| Written task |
Show each line of the data below that has the string "Start" in it.

━━ Records to use ━━

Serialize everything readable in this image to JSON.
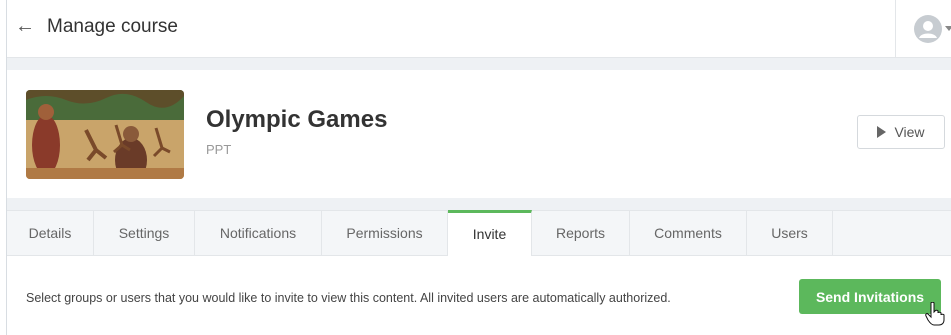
{
  "header": {
    "title": "Manage course",
    "back_icon": "arrow-left-icon",
    "avatar_icon": "user-avatar-icon"
  },
  "course": {
    "title": "Olympic Games",
    "type": "PPT",
    "view_label": "View"
  },
  "tabs": [
    {
      "label": "Details",
      "active": false
    },
    {
      "label": "Settings",
      "active": false
    },
    {
      "label": "Notifications",
      "active": false
    },
    {
      "label": "Permissions",
      "active": false
    },
    {
      "label": "Invite",
      "active": true
    },
    {
      "label": "Reports",
      "active": false
    },
    {
      "label": "Comments",
      "active": false
    },
    {
      "label": "Users",
      "active": false
    }
  ],
  "invite": {
    "description": "Select groups or users that you would like to invite to view this content. All invited users are automatically authorized.",
    "send_label": "Send Invitations"
  },
  "colors": {
    "accent": "#5cb85c",
    "band": "#eef1f4"
  }
}
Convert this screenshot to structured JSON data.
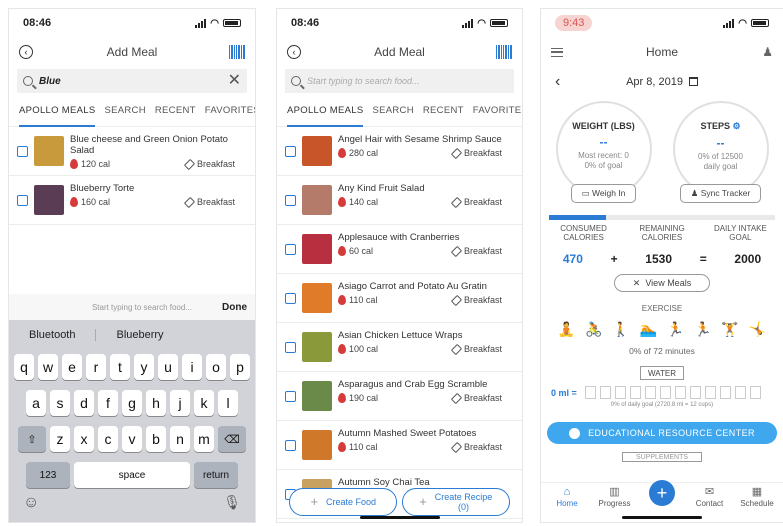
{
  "phone1": {
    "time": "08:46",
    "title": "Add Meal",
    "search_value": "Blue",
    "tabs": [
      "APOLLO MEALS",
      "SEARCH",
      "RECENT",
      "FAVORITES"
    ],
    "items": [
      {
        "name": "Blue cheese and Green Onion Potato Salad",
        "cal": "120 cal",
        "meal": "Breakfast",
        "color": "#c89a3b"
      },
      {
        "name": "Blueberry Torte",
        "cal": "160 cal",
        "meal": "Breakfast",
        "color": "#5a3d55"
      }
    ],
    "keyboard": {
      "accessory_placeholder": "Start typing to search food...",
      "done": "Done",
      "suggestions": [
        "Bluetooth",
        "Blueberry"
      ],
      "row1": [
        "q",
        "w",
        "e",
        "r",
        "t",
        "y",
        "u",
        "i",
        "o",
        "p"
      ],
      "row2": [
        "a",
        "s",
        "d",
        "f",
        "g",
        "h",
        "j",
        "k",
        "l"
      ],
      "row3": [
        "z",
        "x",
        "c",
        "v",
        "b",
        "n",
        "m"
      ],
      "num": "123",
      "space": "space",
      "return": "return"
    }
  },
  "phone2": {
    "time": "08:46",
    "title": "Add Meal",
    "search_placeholder": "Start typing to search food...",
    "tabs": [
      "APOLLO MEALS",
      "SEARCH",
      "RECENT",
      "FAVORITES"
    ],
    "items": [
      {
        "name": "Angel Hair with Sesame Shrimp Sauce",
        "cal": "280 cal",
        "meal": "Breakfast",
        "color": "#c8542a"
      },
      {
        "name": "Any Kind Fruit Salad",
        "cal": "140 cal",
        "meal": "Breakfast",
        "color": "#b57b6a"
      },
      {
        "name": "Applesauce with Cranberries",
        "cal": "60 cal",
        "meal": "Breakfast",
        "color": "#b83040"
      },
      {
        "name": "Asiago Carrot and Potato Au Gratin",
        "cal": "110 cal",
        "meal": "Breakfast",
        "color": "#e07b2a"
      },
      {
        "name": "Asian Chicken Lettuce Wraps",
        "cal": "100 cal",
        "meal": "Breakfast",
        "color": "#8a9a3a"
      },
      {
        "name": "Asparagus and Crab Egg Scramble",
        "cal": "190 cal",
        "meal": "Breakfast",
        "color": "#6a8a4a"
      },
      {
        "name": "Autumn Mashed Sweet Potatoes",
        "cal": "110 cal",
        "meal": "Breakfast",
        "color": "#d0782a"
      },
      {
        "name": "Autumn Soy Chai Tea",
        "cal": "",
        "meal": "",
        "color": "#c8a060"
      }
    ],
    "create_food": "Create Food",
    "create_recipe": "Create Recipe\n(0)"
  },
  "phone3": {
    "time": "9:43",
    "title": "Home",
    "date": "Apr 8, 2019",
    "weight": {
      "title": "WEIGHT (LBS)",
      "value": "--",
      "sub": "Most recent: 0\n0% of goal",
      "button": "Weigh In"
    },
    "steps": {
      "title": "STEPS",
      "value": "--",
      "sub": "0% of 12500\ndaily goal",
      "button": "Sync Tracker"
    },
    "progress_fraction": 0.25,
    "consumed_label": "CONSUMED\nCALORIES",
    "remaining_label": "REMAINING\nCALORIES",
    "daily_label": "DAILY INTAKE\nGOAL",
    "consumed": "470",
    "plus": "+",
    "remaining": "1530",
    "equals": "=",
    "daily": "2000",
    "view_meals": "View Meals",
    "exercise_label": "EXERCISE",
    "exercise_minutes": "0% of 72 minutes",
    "water_button": "WATER",
    "water_ml": "0 ml =",
    "water_goal": "0% of daily goal (2720.8 ml = 12 cups)",
    "edu": "EDUCATIONAL RESOURCE CENTER",
    "supplements": "SUPPLEMENTS",
    "nav": [
      "Home",
      "Progress",
      "Contact",
      "Schedule"
    ]
  }
}
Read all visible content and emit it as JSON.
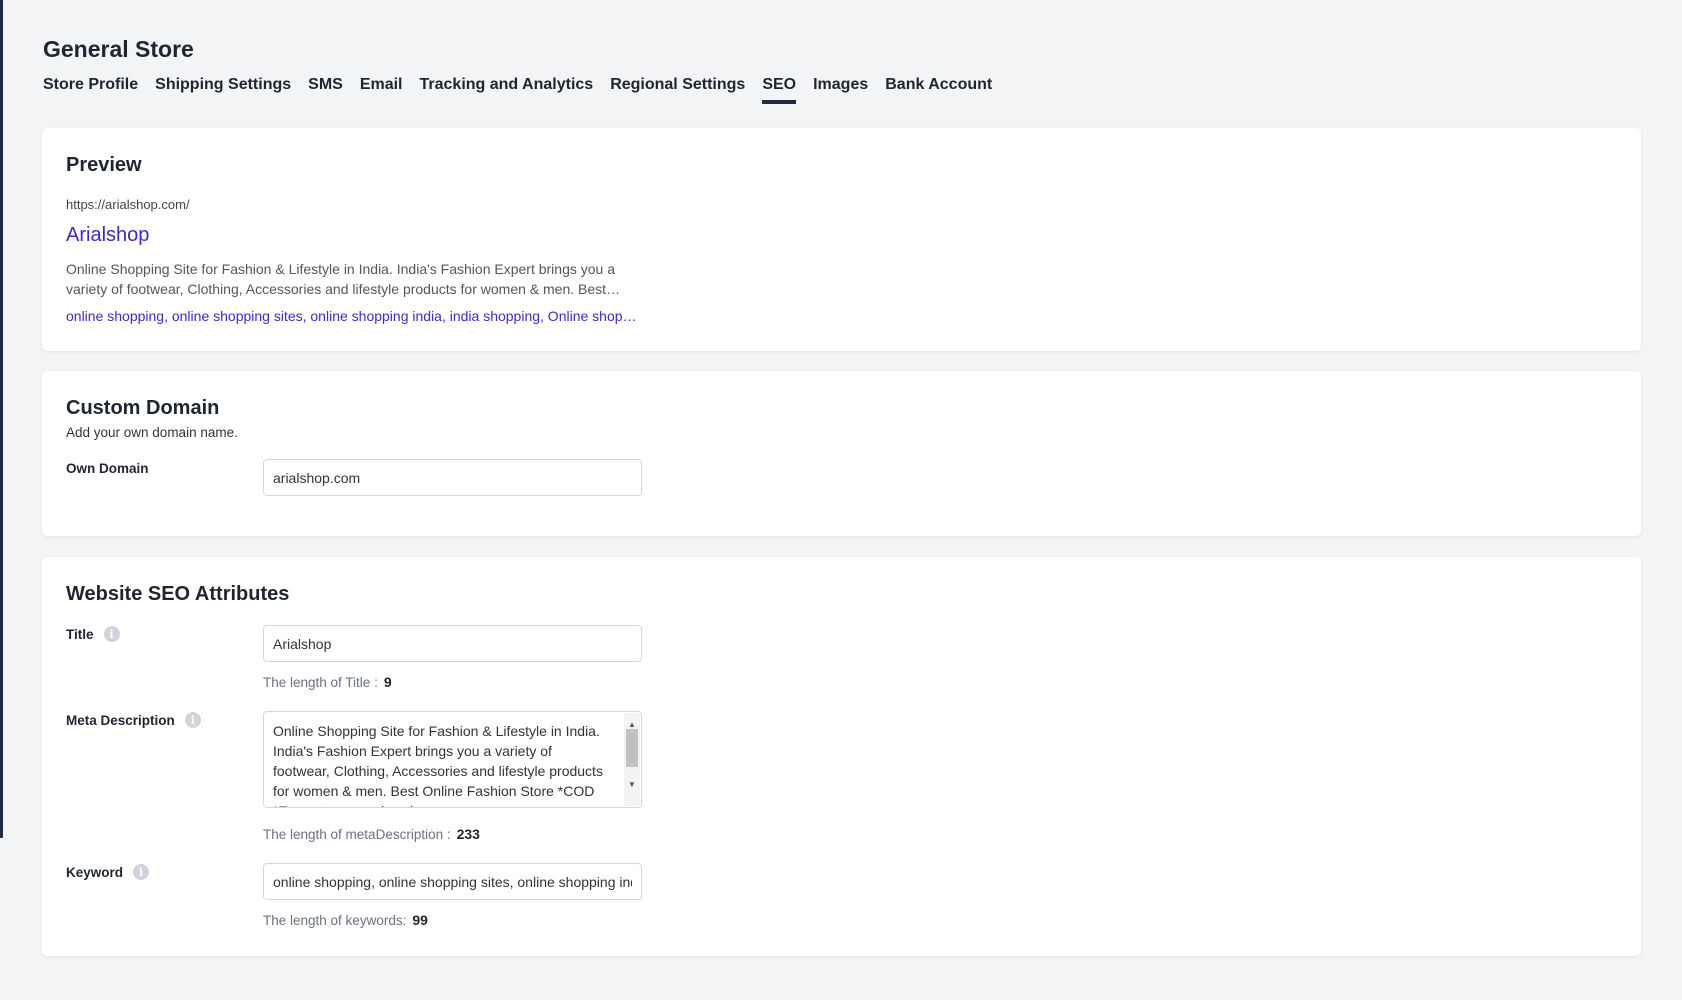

━━━

| Solved exercise |
      "accessory_placeholder": "Start typing to search food...",
    "search_placeholder": "Start typing to search food...",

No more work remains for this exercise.